§ **WRITTEN INSTRUCTION**:
Switch every "grid-spoke" in the material below to "radial-gridline" and write out all the material again with nothing else changed. Leave the picture out of your answer.

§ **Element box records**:
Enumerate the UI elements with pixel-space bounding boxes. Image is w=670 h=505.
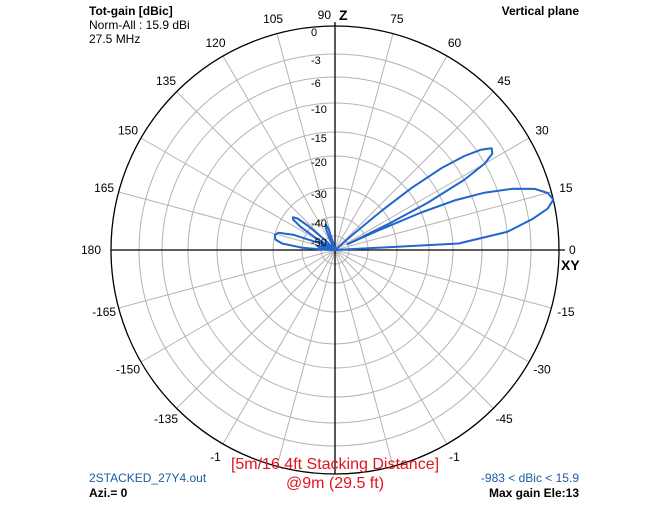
- angle-tick-label: 15: [559, 181, 573, 195]
- radial-tick-label: -6: [311, 78, 321, 90]
- angle-tick-label: 90: [318, 8, 332, 22]
- angle-tick-label: 75: [390, 12, 404, 26]
- grid-spoke: [176, 249, 336, 409]
- z-axis-label: Z: [339, 7, 348, 23]
- radial-tick-label: -15: [311, 133, 327, 145]
- radial-tick-label: -40: [311, 218, 327, 230]
- grid-spoke: [276, 249, 336, 467]
- grid-spoke: [334, 249, 448, 445]
- grid-spoke: [222, 55, 336, 251]
- grid-spoke: [140, 137, 336, 251]
- radial-tick-label: -50: [311, 237, 327, 249]
- tick-labels: 01530456075105120135150165180-15-30-45-1…: [81, 7, 580, 464]
- radial-tick-label: -30: [311, 189, 327, 201]
- angle-tick-label: 105: [263, 12, 283, 26]
- angle-tick-label: 165: [94, 181, 114, 195]
- angle-tick-label: 0: [569, 243, 576, 257]
- plane-label: Vertical plane: [501, 4, 579, 18]
- radial-tick-label: 0: [311, 27, 317, 39]
- norm-label: Norm-All : 15.9 dBi: [89, 18, 190, 32]
- angle-tick-label: -1: [449, 450, 460, 464]
- grid-spoke: [222, 249, 336, 445]
- grid-spoke: [334, 249, 494, 409]
- grid-spoke: [176, 91, 336, 251]
- azimuth-label: Azi.= 0: [89, 486, 128, 500]
- angle-tick-label: 60: [448, 36, 462, 50]
- angle-tick-label: 150: [118, 124, 138, 138]
- frequency-label: 27.5 MHz: [89, 32, 141, 46]
- range-label: -983 < dBic < 15.9: [480, 471, 579, 485]
- angle-tick-label: -15: [557, 305, 575, 319]
- file-name: 2STACKED_27Y4.out: [89, 471, 207, 485]
- angle-tick-label: -135: [154, 412, 178, 426]
- grid-spoke: [140, 249, 336, 363]
- grid-spoke: [334, 249, 394, 467]
- grid-spoke: [334, 91, 494, 251]
- angle-tick-label: -150: [116, 363, 140, 377]
- radial-tick-label: -3: [311, 55, 321, 67]
- grid-spoke: [334, 191, 552, 251]
- angle-tick-label: 30: [535, 124, 549, 138]
- grid-spoke: [334, 249, 552, 309]
- angle-tick-label: 45: [497, 74, 511, 88]
- pattern-curve-group: [273, 147, 555, 251]
- grid-spoke: [334, 249, 530, 363]
- grid-spoke: [334, 137, 530, 251]
- grid-spoke: [118, 249, 336, 309]
- grid-spoke: [334, 33, 394, 251]
- angle-tick-label: -1: [210, 450, 221, 464]
- grid-spoke: [334, 55, 448, 251]
- xy-axis-label: XY: [561, 257, 580, 273]
- grid-spoke: [118, 191, 336, 251]
- pattern-series-line: [273, 147, 555, 251]
- angle-tick-label: 135: [156, 74, 176, 88]
- angle-tick-label: -165: [92, 305, 116, 319]
- angle-tick-label: 120: [205, 36, 225, 50]
- grid-spoke: [276, 33, 336, 251]
- caption-line-2: @9m (29.5 ft): [285, 475, 385, 492]
- angle-tick-label: 180: [81, 243, 101, 257]
- radial-tick-label: -20: [311, 157, 327, 169]
- angle-tick-label: -30: [533, 363, 551, 377]
- radial-tick-label: -10: [311, 104, 327, 116]
- angle-tick-label: -45: [495, 412, 513, 426]
- gain-label: Tot-gain [dBic]: [89, 4, 173, 18]
- max-gain-label: Max gain Ele:13: [488, 486, 579, 500]
- caption-line-1: [5m/16.4ft Stacking Distance]: [230, 456, 440, 473]
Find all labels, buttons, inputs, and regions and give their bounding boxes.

§ **ANSWER TO THIS EXERCISE**:
Enumerate the UI elements with pixel-space bounding boxes. Image is w=670 h=505.
- angle-tick-label: 15: [559, 181, 573, 195]
- radial-tick-label: -6: [311, 78, 321, 90]
- angle-tick-label: 90: [318, 8, 332, 22]
- angle-tick-label: 75: [390, 12, 404, 26]
- radial-gridline: [176, 249, 336, 409]
- z-axis-label: Z: [339, 7, 348, 23]
- radial-tick-label: -15: [311, 133, 327, 145]
- radial-tick-label: -40: [311, 218, 327, 230]
- radial-gridline: [276, 249, 336, 467]
- radial-gridline: [334, 249, 448, 445]
- radial-gridline: [222, 55, 336, 251]
- radial-gridline: [140, 137, 336, 251]
- radial-tick-label: -50: [311, 237, 327, 249]
- tick-labels: 01530456075105120135150165180-15-30-45-1…: [81, 7, 580, 464]
- radial-tick-label: -30: [311, 189, 327, 201]
- angle-tick-label: 105: [263, 12, 283, 26]
- angle-tick-label: 165: [94, 181, 114, 195]
- angle-tick-label: 0: [569, 243, 576, 257]
- plane-label: Vertical plane: [501, 4, 579, 18]
- radial-tick-label: 0: [311, 27, 317, 39]
- norm-label: Norm-All : 15.9 dBi: [89, 18, 190, 32]
- angle-tick-label: -1: [449, 450, 460, 464]
- radial-gridline: [222, 249, 336, 445]
- radial-gridline: [334, 249, 494, 409]
- radial-gridline: [176, 91, 336, 251]
- azimuth-label: Azi.= 0: [89, 486, 128, 500]
- angle-tick-label: 60: [448, 36, 462, 50]
- angle-tick-label: 150: [118, 124, 138, 138]
- frequency-label: 27.5 MHz: [89, 32, 141, 46]
- range-label: -983 < dBic < 15.9: [480, 471, 579, 485]
- angle-tick-label: -15: [557, 305, 575, 319]
- file-name: 2STACKED_27Y4.out: [89, 471, 207, 485]
- angle-tick-label: -135: [154, 412, 178, 426]
- radial-gridline: [140, 249, 336, 363]
- radial-gridline: [334, 249, 394, 467]
- radial-gridline: [334, 91, 494, 251]
- angle-tick-label: -150: [116, 363, 140, 377]
- radial-tick-label: -3: [311, 55, 321, 67]
- radial-gridline: [334, 191, 552, 251]
- angle-tick-label: 30: [535, 124, 549, 138]
- radial-gridline: [334, 249, 552, 309]
- angle-tick-label: 45: [497, 74, 511, 88]
- pattern-curve-group: [273, 147, 555, 251]
- radial-gridline: [334, 249, 530, 363]
- radial-gridline: [334, 137, 530, 251]
- radial-gridline: [118, 249, 336, 309]
- radial-gridline: [334, 33, 394, 251]
- angle-tick-label: -1: [210, 450, 221, 464]
- radial-gridline: [334, 55, 448, 251]
- xy-axis-label: XY: [561, 257, 580, 273]
- radial-gridline: [118, 191, 336, 251]
- pattern-series-line: [273, 147, 555, 251]
- angle-tick-label: 135: [156, 74, 176, 88]
- angle-tick-label: -165: [92, 305, 116, 319]
- angle-tick-label: 120: [205, 36, 225, 50]
- radial-gridline: [276, 33, 336, 251]
- caption-line-2: @9m (29.5 ft): [285, 475, 385, 492]
- angle-tick-label: 180: [81, 243, 101, 257]
- radial-tick-label: -20: [311, 157, 327, 169]
- angle-tick-label: -30: [533, 363, 551, 377]
- radial-tick-label: -10: [311, 104, 327, 116]
- angle-tick-label: -45: [495, 412, 513, 426]
- gain-label: Tot-gain [dBic]: [89, 4, 173, 18]
- max-gain-label: Max gain Ele:13: [488, 486, 579, 500]
- caption-line-1: [5m/16.4ft Stacking Distance]: [230, 456, 440, 473]
Find all labels, buttons, inputs, and regions and give their bounding boxes.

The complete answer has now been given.